[start]

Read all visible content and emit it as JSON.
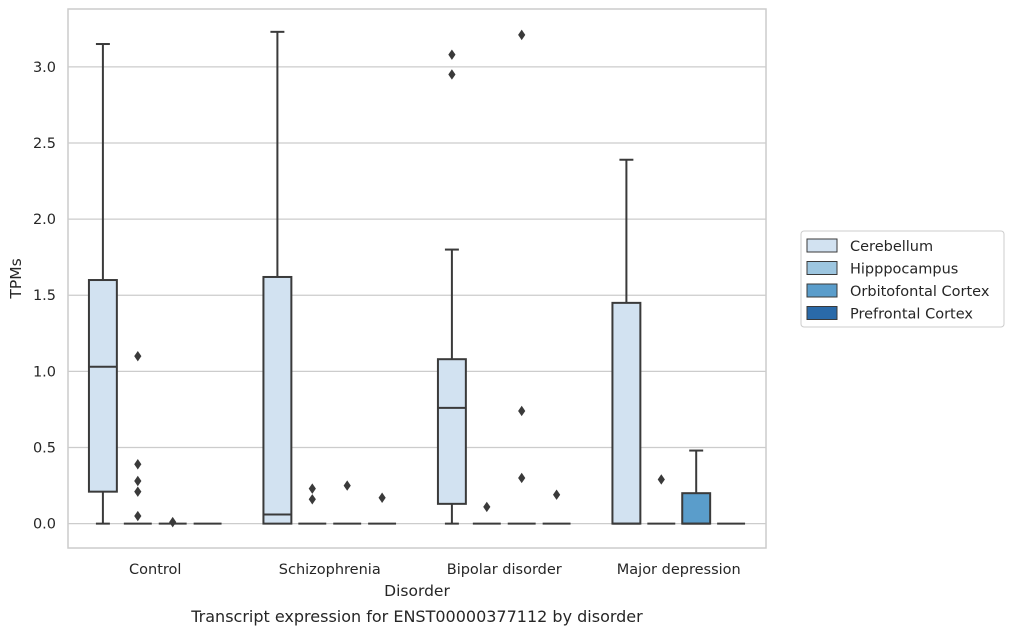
{
  "caption": "Transcript expression for ENST00000377112 by disorder",
  "colors": {
    "Cerebellum": "#d2e2f1",
    "Hipppocampus": "#9dc6e0",
    "Orbitofontal Cortex": "#5a9dcb",
    "Prefrontal Cortex": "#2a6aa9",
    "grid": "#cccccc",
    "frame": "#cccccc",
    "line": "#3a3a3a"
  },
  "chart_data": {
    "type": "box",
    "xlabel": "Disorder",
    "ylabel": "TPMs",
    "ylim": [
      -0.16,
      3.38
    ],
    "yticks": [
      0.0,
      0.5,
      1.0,
      1.5,
      2.0,
      2.5,
      3.0
    ],
    "ytick_labels": [
      "0.0",
      "0.5",
      "1.0",
      "1.5",
      "2.0",
      "2.5",
      "3.0"
    ],
    "grid": true,
    "legend_position": "right",
    "categories": [
      "Control",
      "Schizophrenia",
      "Bipolar disorder",
      "Major depression"
    ],
    "series": [
      {
        "name": "Cerebellum",
        "boxes": [
          {
            "q1": 0.21,
            "median": 1.03,
            "q3": 1.6,
            "whislo": 0.0,
            "whishi": 3.15,
            "fliers": []
          },
          {
            "q1": 0.0,
            "median": 0.06,
            "q3": 1.62,
            "whislo": 0.0,
            "whishi": 3.23,
            "fliers": []
          },
          {
            "q1": 0.13,
            "median": 0.76,
            "q3": 1.08,
            "whislo": 0.0,
            "whishi": 1.8,
            "fliers": [
              2.95,
              3.08
            ]
          },
          {
            "q1": 0.0,
            "median": 0.0,
            "q3": 1.45,
            "whislo": 0.0,
            "whishi": 2.39,
            "fliers": []
          }
        ]
      },
      {
        "name": "Hipppocampus",
        "boxes": [
          {
            "q1": 0.0,
            "median": 0.0,
            "q3": 0.0,
            "whislo": 0.0,
            "whishi": 0.0,
            "fliers": [
              0.05,
              0.21,
              0.28,
              0.39,
              1.1
            ]
          },
          {
            "q1": 0.0,
            "median": 0.0,
            "q3": 0.0,
            "whislo": 0.0,
            "whishi": 0.0,
            "fliers": [
              0.16,
              0.23
            ]
          },
          {
            "q1": 0.0,
            "median": 0.0,
            "q3": 0.0,
            "whislo": 0.0,
            "whishi": 0.0,
            "fliers": [
              0.11
            ]
          },
          {
            "q1": 0.0,
            "median": 0.0,
            "q3": 0.0,
            "whislo": 0.0,
            "whishi": 0.0,
            "fliers": [
              0.29
            ]
          }
        ]
      },
      {
        "name": "Orbitofontal Cortex",
        "boxes": [
          {
            "q1": 0.0,
            "median": 0.0,
            "q3": 0.0,
            "whislo": 0.0,
            "whishi": 0.0,
            "fliers": [
              0.01
            ]
          },
          {
            "q1": 0.0,
            "median": 0.0,
            "q3": 0.0,
            "whislo": 0.0,
            "whishi": 0.0,
            "fliers": [
              0.25
            ]
          },
          {
            "q1": 0.0,
            "median": 0.0,
            "q3": 0.0,
            "whislo": 0.0,
            "whishi": 0.0,
            "fliers": [
              0.3,
              0.74,
              3.21
            ]
          },
          {
            "q1": 0.0,
            "median": 0.0,
            "q3": 0.2,
            "whislo": 0.0,
            "whishi": 0.48,
            "fliers": []
          }
        ]
      },
      {
        "name": "Prefrontal Cortex",
        "boxes": [
          {
            "q1": 0.0,
            "median": 0.0,
            "q3": 0.0,
            "whislo": 0.0,
            "whishi": 0.0,
            "fliers": []
          },
          {
            "q1": 0.0,
            "median": 0.0,
            "q3": 0.0,
            "whislo": 0.0,
            "whishi": 0.0,
            "fliers": [
              0.17
            ]
          },
          {
            "q1": 0.0,
            "median": 0.0,
            "q3": 0.0,
            "whislo": 0.0,
            "whishi": 0.0,
            "fliers": [
              0.19
            ]
          },
          {
            "q1": 0.0,
            "median": 0.0,
            "q3": 0.0,
            "whislo": 0.0,
            "whishi": 0.0,
            "fliers": []
          }
        ]
      }
    ]
  }
}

[end]

DESCRIPTION OF THE TASK: Reproduce each record from above exactly; pictures do not belong in the copy.

OUTPUT FOR THIS EXERCISE:
Read all visible content and emit it as JSON.
{
  "caption": "Transcript expression for ENST00000377112 by disorder",
  "colors": {
    "Cerebellum": "#d2e2f1",
    "Hipppocampus": "#9dc6e0",
    "Orbitofontal Cortex": "#5a9dcb",
    "Prefrontal Cortex": "#2a6aa9",
    "grid": "#cccccc",
    "frame": "#cccccc",
    "line": "#3a3a3a"
  },
  "chart_data": {
    "type": "box",
    "xlabel": "Disorder",
    "ylabel": "TPMs",
    "ylim": [
      -0.16,
      3.38
    ],
    "yticks": [
      0.0,
      0.5,
      1.0,
      1.5,
      2.0,
      2.5,
      3.0
    ],
    "ytick_labels": [
      "0.0",
      "0.5",
      "1.0",
      "1.5",
      "2.0",
      "2.5",
      "3.0"
    ],
    "grid": true,
    "legend_position": "right",
    "categories": [
      "Control",
      "Schizophrenia",
      "Bipolar disorder",
      "Major depression"
    ],
    "series": [
      {
        "name": "Cerebellum",
        "boxes": [
          {
            "q1": 0.21,
            "median": 1.03,
            "q3": 1.6,
            "whislo": 0.0,
            "whishi": 3.15,
            "fliers": []
          },
          {
            "q1": 0.0,
            "median": 0.06,
            "q3": 1.62,
            "whislo": 0.0,
            "whishi": 3.23,
            "fliers": []
          },
          {
            "q1": 0.13,
            "median": 0.76,
            "q3": 1.08,
            "whislo": 0.0,
            "whishi": 1.8,
            "fliers": [
              2.95,
              3.08
            ]
          },
          {
            "q1": 0.0,
            "median": 0.0,
            "q3": 1.45,
            "whislo": 0.0,
            "whishi": 2.39,
            "fliers": []
          }
        ]
      },
      {
        "name": "Hipppocampus",
        "boxes": [
          {
            "q1": 0.0,
            "median": 0.0,
            "q3": 0.0,
            "whislo": 0.0,
            "whishi": 0.0,
            "fliers": [
              0.05,
              0.21,
              0.28,
              0.39,
              1.1
            ]
          },
          {
            "q1": 0.0,
            "median": 0.0,
            "q3": 0.0,
            "whislo": 0.0,
            "whishi": 0.0,
            "fliers": [
              0.16,
              0.23
            ]
          },
          {
            "q1": 0.0,
            "median": 0.0,
            "q3": 0.0,
            "whislo": 0.0,
            "whishi": 0.0,
            "fliers": [
              0.11
            ]
          },
          {
            "q1": 0.0,
            "median": 0.0,
            "q3": 0.0,
            "whislo": 0.0,
            "whishi": 0.0,
            "fliers": [
              0.29
            ]
          }
        ]
      },
      {
        "name": "Orbitofontal Cortex",
        "boxes": [
          {
            "q1": 0.0,
            "median": 0.0,
            "q3": 0.0,
            "whislo": 0.0,
            "whishi": 0.0,
            "fliers": [
              0.01
            ]
          },
          {
            "q1": 0.0,
            "median": 0.0,
            "q3": 0.0,
            "whislo": 0.0,
            "whishi": 0.0,
            "fliers": [
              0.25
            ]
          },
          {
            "q1": 0.0,
            "median": 0.0,
            "q3": 0.0,
            "whislo": 0.0,
            "whishi": 0.0,
            "fliers": [
              0.3,
              0.74,
              3.21
            ]
          },
          {
            "q1": 0.0,
            "median": 0.0,
            "q3": 0.2,
            "whislo": 0.0,
            "whishi": 0.48,
            "fliers": []
          }
        ]
      },
      {
        "name": "Prefrontal Cortex",
        "boxes": [
          {
            "q1": 0.0,
            "median": 0.0,
            "q3": 0.0,
            "whislo": 0.0,
            "whishi": 0.0,
            "fliers": []
          },
          {
            "q1": 0.0,
            "median": 0.0,
            "q3": 0.0,
            "whislo": 0.0,
            "whishi": 0.0,
            "fliers": [
              0.17
            ]
          },
          {
            "q1": 0.0,
            "median": 0.0,
            "q3": 0.0,
            "whislo": 0.0,
            "whishi": 0.0,
            "fliers": [
              0.19
            ]
          },
          {
            "q1": 0.0,
            "median": 0.0,
            "q3": 0.0,
            "whislo": 0.0,
            "whishi": 0.0,
            "fliers": []
          }
        ]
      }
    ]
  }
}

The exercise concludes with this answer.